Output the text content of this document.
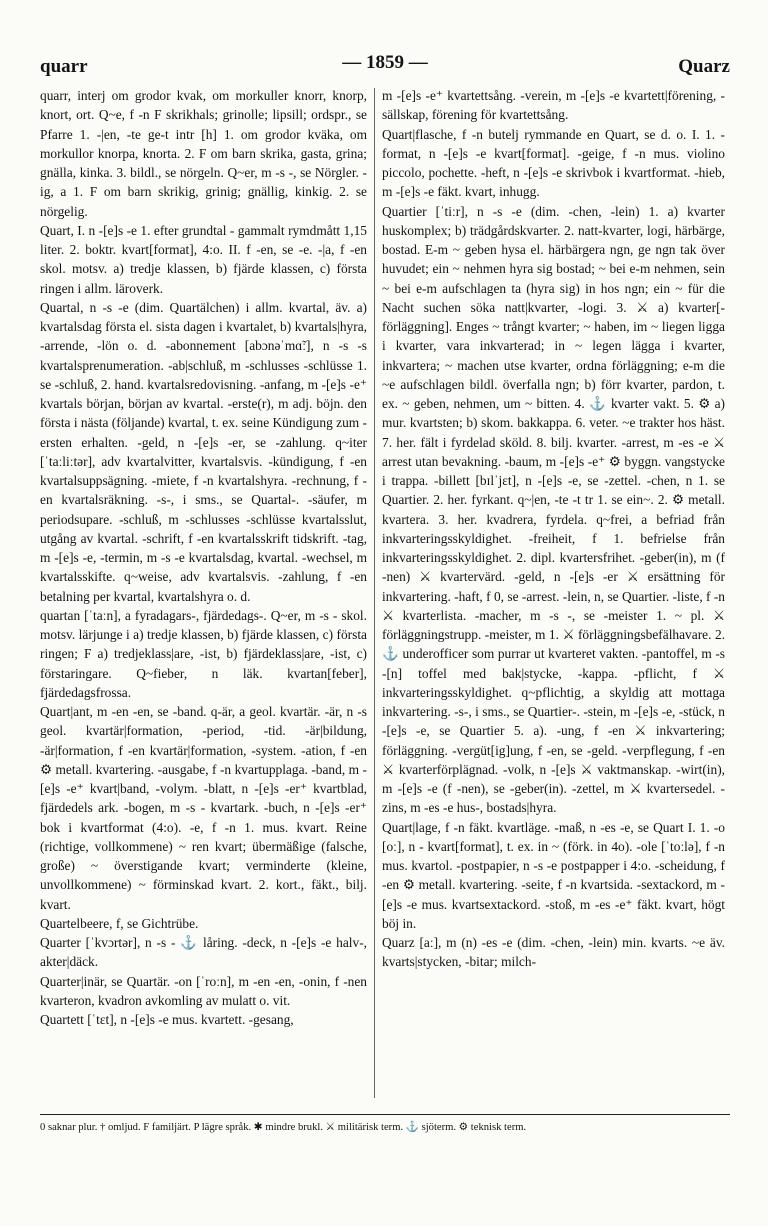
quarr	— 1859 —	Quarz

quarr, interj om grodor kvak, om morkuller knorr, knorp, knort, ort. Q~e, f -n F skrikhals; grinolle; lipsill; ordspr., se Pfarre 1. -|en, -te ge-t intr [h] 1. om grodor kväka, om morkullor knorpa, knorta. 2. F om barn skrika, gasta, grina; gnälla, kinka. 3. bildl., se nörgeln. Q~er, m -s -, se Nörgler. -ig, a 1. F om barn skrikig, grinig; gnällig, kinkig. 2. se nörgelig.

Quart, I. n -[e]s -e 1. efter grundtal - gammalt rymdmått 1,15 liter. 2. boktr. kvart[format], 4:o. II. f -en, se -e. -|a, f -en skol. motsv. a) tredje klassen, b) fjärde klassen, c) första ringen i allm. läroverk.

Quartal, n -s -e (dim. Quartälchen) i allm. kvartal, äv. a) kvartalsdag första el. sista dagen i kvartalet, b) kvartals|hyra, -arrende, -lön o. d. -abonnement [abɔnəˈmɑ̃ː], n -s -s kvartalsprenumeration. -ab|schluß, m -schlusses -schlüsse 1. se -schluß, 2. hand. kvartalsredovisning. -anfang, m -[e]s -e⁺ kvartals början, början av kvartal. -erste(r), m adj. böjn. den första i nästa (följande) kvartal, t. ex. seine Kündigung zum -ersten erhalten. -geld, n -[e]s -er, se -zahlung. q~iter [ˈtaːliːtər], adv kvartalvitter, kvartalsvis. -kündigung, f -en kvartalsuppsägning. -miete, f -n kvartalshyra. -rechnung, f -en kvartalsräkning. -s-, i sms., se Quartal-. -säufer, m periodsupare. -schluß, m -schlusses -schlüsse kvartalsslut, utgång av kvartal. -schrift, f -en kvartalsskrift tidskrift. -tag, m -[e]s -e, -termin, m -s -e kvartalsdag, kvartal. -wechsel, m kvartalsskifte. q~weise, adv kvartalsvis. -zahlung, f -en betalning per kvartal, kvartalshyra o. d.

quartan [ˈtaːn], a fyradagars-, fjärdedags-. Q~er, m -s - skol. motsv. lärjunge i a) tredje klassen, b) fjärde klassen, c) första ringen; F a) tredjeklass|are, -ist, b) fjärdeklass|are, -ist, c) förstaringare. Q~fieber, n läk. kvartan[feber], fjärdedagsfrossa.

Quart|ant, m -en -en, se -band. q-är, a geol. kvartär. -är, n -s geol. kvartär|formation, -period, -tid. -är|bildung, -är|formation, f -en kvartär|formation, -system. -ation, f -en ⚙ metall. kvartering. -ausgabe, f -n kvartupplaga. -band, m -[e]s -e⁺ kvart|band, -volym. -blatt, n -[e]s -er⁺ kvartblad, fjärdedels ark. -bogen, m -s - kvartark. -buch, n -[e]s -er⁺ bok i kvartformat (4:o). -e, f -n 1. mus. kvart. Reine (richtige, vollkommene) ~ ren kvart; übermäßige (falsche, große) ~ överstigande kvart; verminderte (kleine, unvollkommene) ~ förminskad kvart. 2. kort., fäkt., bilj. kvart.

Quartelbeere, f, se Gichtrübe.

Quarter [ˈkvɔrtər], n -s - ⚓ låring. -deck, n -[e]s -e halv-, akter|däck.

Quarter|inär, se Quartär. -on [ˈroːn], m -en -en, -onin, f -nen kvarteron, kvadron avkomling av mulatt o. vit.

Quartett [ˈtɛt], n -[e]s -e mus. kvartett. -gesang,

m -[e]s -e⁺ kvartettsång. -verein, m -[e]s -e kvartett|förening, -sällskap, förening för kvartettsång.

Quart|flasche, f -n butelj rymmande en Quart, se d. o. I. 1. -format, n -[e]s -e kvart[format]. -geige, f -n mus. violino piccolo, pochette. -heft, n -[e]s -e skrivbok i kvartformat. -hieb, m -[e]s -e fäkt. kvart, inhugg.

Quartier [ˈtiːr], n -s -e (dim. -chen, -lein) 1. a) kvarter huskomplex; b) trädgårdskvarter. 2. natt-kvarter, logi, härbärge, bostad. E-m ~ geben hysa el. härbärgera ngn, ge ngn tak över huvudet; ein ~ nehmen hyra sig bostad; ~ bei e-m nehmen, sein ~ bei e-m aufschlagen ta (hyra sig) in hos ngn; ein ~ für die Nacht suchen söka natt|kvarter, -logi. 3. ⚔ a) kvarter[-förläggning]. Enges ~ trångt kvarter; ~ haben, im ~ liegen ligga i kvarter, vara inkvarterad; in ~ legen lägga i kvarter, inkvartera; ~ machen utse kvarter, ordna förläggning; e-m die ~e aufschlagen bildl. överfalla ngn; b) förr kvarter, pardon, t. ex. ~ geben, nehmen, um ~ bitten. 4. ⚓ kvarter vakt. 5. ⚙ a) mur. kvartsten; b) skom. bakkappa. 6. veter. ~e trakter hos häst. 7. her. fält i fyrdelad sköld. 8. bilj. kvarter. -arrest, m -es -e ⚔ arrest utan bevakning. -baum, m -[e]s -e⁺ ⚙ byggn. vangstycke i trappa. -billett [bɪlˈjɛt], n -[e]s -e, se -zettel. -chen, n 1. se Quartier. 2. her. fyrkant. q~|en, -te -t tr 1. se ein~. 2. ⚙ metall. kvartera. 3. her. kvadrera, fyrdela. q~frei, a befriad från inkvarteringsskyldighet. -freiheit, f 1. befrielse från inkvarteringsskyldighet. 2. dipl. kvartersfrihet. -geber(in), m (f -nen) ⚔ kvartervärd. -geld, n -[e]s -er ⚔ ersättning för inkvartering. -haft, f 0, se -arrest. -lein, n, se Quartier. -liste, f -n ⚔ kvarterlista. -macher, m -s -, se -meister 1. ~ pl. ⚔ förläggningstrupp. -meister, m 1. ⚔ förläggningsbefälhavare. 2. ⚓ underofficer som purrar ut kvarteret vakten. -pantoffel, m -s -[n] toffel med bak|stycke, -kappa. -pflicht, f ⚔ inkvarteringsskyldighet. q~pflichtig, a skyldig att mottaga inkvartering. -s-, i sms., se Quartier-. -stein, m -[e]s -e, -stück, n -[e]s -e, se Quartier 5. a). -ung, f -en ⚔ inkvartering; förläggning. -vergüt[ig]ung, f -en, se -geld. -verpflegung, f -en ⚔ kvarterförplägnad. -volk, n -[e]s ⚔ vaktmanskap. -wirt(in), m -[e]s -e (f -nen), se -geber(in). -zettel, m ⚔ kvartersedel. -zins, m -es -e hus-, bostads|hyra.

Quart|lage, f -n fäkt. kvartläge. -maß, n -es -e, se Quart I. 1. -o [oː], n - kvart[format], t. ex. in ~ (förk. in 4o). -ole [ˈtoːlə], f -n mus. kvartol. -postpapier, n -s -e postpapper i 4:o. -scheidung, f -en ⚙ metall. kvartering. -seite, f -n kvartsida. -sextackord, m -[e]s -e mus. kvartsextackord. -stoß, m -es -e⁺ fäkt. kvart, högt böj in.

Quarz [aː], m (n) -es -e (dim. -chen, -lein) min. kvarts. ~e äv. kvarts|stycken, -bitar; milch-

0 saknar plur. † omljud. F familjärt. P lägre språk. ✱ mindre brukl. ⚔ militärisk term. ⚓ sjöterm. ⚙ teknisk term.
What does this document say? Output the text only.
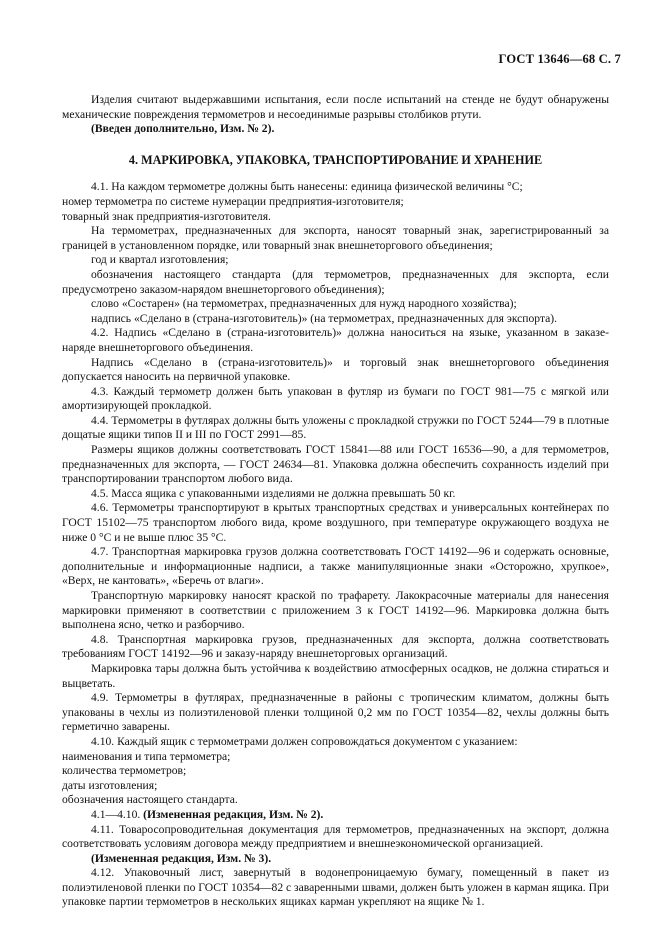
ГОСТ 13646—68 С. 7

Изделия считают выдержавшими испытания, если после испытаний на стенде не будут обнаружены механические повреждения термометров и несоединимые разрывы столбиков ртути.

(Введен дополнительно, Изм. № 2).

4. МАРКИРОВКА, УПАКОВКА, ТРАНСПОРТИРОВАНИЕ И ХРАНЕНИЕ

4.1. На каждом термометре должны быть нанесены: единица физической величины °С;

номер термометра по системе нумерации предприятия-изготовителя;

товарный знак предприятия-изготовителя.

На термометрах, предназначенных для экспорта, наносят товарный знак, зарегистрированный за границей в установленном порядке, или товарный знак внешнеторгового объединения;

год и квартал изготовления;

обозначения настоящего стандарта (для термометров, предназначенных для экспорта, если предусмотрено заказом-нарядом внешнеторгового объединения);

слово «Состарен» (на термометрах, предназначенных для нужд народного хозяйства);

надпись «Сделано в (страна-изготовитель)» (на термометрах, предназначенных для экспорта).

4.2. Надпись «Сделано в (страна-изготовитель)» должна наноситься на языке, указанном в заказе-наряде внешнеторгового объединения.

Надпись «Сделано в (страна-изготовитель)» и торговый знак внешнеторгового объединения допускается наносить на первичной упаковке.

4.3. Каждый термометр должен быть упакован в футляр из бумаги по ГОСТ 981—75 с мягкой или амортизирующей прокладкой.

4.4. Термометры в футлярах должны быть уложены с прокладкой стружки по ГОСТ 5244—79 в плотные дощатые ящики типов II и III по ГОСТ 2991—85.

Размеры ящиков должны соответствовать ГОСТ 15841—88 или ГОСТ 16536—90, а для термометров, предназначенных для экспорта, — ГОСТ 24634—81. Упаковка должна обеспечить сохранность изделий при транспортировании транспортом любого вида.

4.5. Масса ящика с упакованными изделиями не должна превышать 50 кг.

4.6. Термометры транспортируют в крытых транспортных средствах и универсальных контейнерах по ГОСТ 15102—75 транспортом любого вида, кроме воздушного, при температуре окружающего воздуха не ниже 0 °С и не выше плюс 35 °С.

4.7. Транспортная маркировка грузов должна соответствовать ГОСТ 14192—96 и содержать основные, дополнительные и информационные надписи, а также манипуляционные знаки «Осторожно, хрупкое», «Верх, не кантовать», «Беречь от влаги».

Транспортную маркировку наносят краской по трафарету. Лакокрасочные материалы для нанесения маркировки применяют в соответствии с приложением 3 к ГОСТ 14192—96. Маркировка должна быть выполнена ясно, четко и разборчиво.

4.8. Транспортная маркировка грузов, предназначенных для экспорта, должна соответствовать требованиям ГОСТ 14192—96 и заказу-наряду внешнеторговых организаций.

Маркировка тары должна быть устойчива к воздействию атмосферных осадков, не должна стираться и выцветать.

4.9. Термометры в футлярах, предназначенные в районы с тропическим климатом, должны быть упакованы в чехлы из полиэтиленовой пленки толщиной 0,2 мм по ГОСТ 10354—82, чехлы должны быть герметично заварены.

4.10. Каждый ящик с термометрами должен сопровождаться документом с указанием:

наименования и типа термометра;

количества термометров;

даты изготовления;

обозначения настоящего стандарта.

4.1—4.10. (Измененная редакция, Изм. № 2).

4.11. Товаросопроводительная документация для термометров, предназначенных на экспорт, должна соответствовать условиям договора между предприятием и внешнеэкономической организацией.

(Измененная редакция, Изм. № 3).

4.12. Упаковочный лист, завернутый в водонепроницаемую бумагу, помещенный в пакет из полиэтиленовой пленки по ГОСТ 10354—82 с заваренными швами, должен быть уложен в карман ящика. При упаковке партии термометров в нескольких ящиках карман укрепляют на ящике № 1.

* * * * * * *

### BRIEF
Locate the word "упаковке" in the records and collect each line it appears in.

### RESULT FOR THIS TASK
Надпись «Сделано в (страна-изготовитель)» и торговый знак внешнеторгового объединения допускается наносить на первичной упаковке.
4.12. Упаковочный лист, завернутый в водонепроницаемую бумагу, помещенный в пакет из полиэтиленовой пленки по ГОСТ 10354—82 с заваренными швами, должен быть уложен в карман ящика. При упаковке партии термометров в нескольких ящиках карман укрепляют на ящике № 1.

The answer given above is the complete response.